- REQUIRED TASK
Your task is to print every entry below exactly as given.

-- Start DATASET CONTENT --

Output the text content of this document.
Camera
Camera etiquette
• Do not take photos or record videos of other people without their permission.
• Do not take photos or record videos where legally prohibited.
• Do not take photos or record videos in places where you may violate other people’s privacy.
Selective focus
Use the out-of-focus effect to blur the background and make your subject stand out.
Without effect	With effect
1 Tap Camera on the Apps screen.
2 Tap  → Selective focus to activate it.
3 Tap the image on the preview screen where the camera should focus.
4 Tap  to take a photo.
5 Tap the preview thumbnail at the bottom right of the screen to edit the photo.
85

-- End DATASET CONTENT --

- SOLUTION TO THIS EXERCISE
Output the text content of this document.
Camera
Camera etiquette
• Do not take photos or record videos of other people without their permission.
• Do not take photos or record videos where legally prohibited.
• Do not take photos or record videos in places where you may violate other people’s privacy.
Selective focus
Use the out-of-focus effect to blur the background and make your subject stand out.
Without effect	With effect
1 Tap Camera on the Apps screen.
2 Tap  → Selective focus to activate it.
3 Tap the image on the preview screen where the camera should focus.
4 Tap  to take a photo.
5 Tap the preview thumbnail at the bottom right of the screen to edit the photo.
85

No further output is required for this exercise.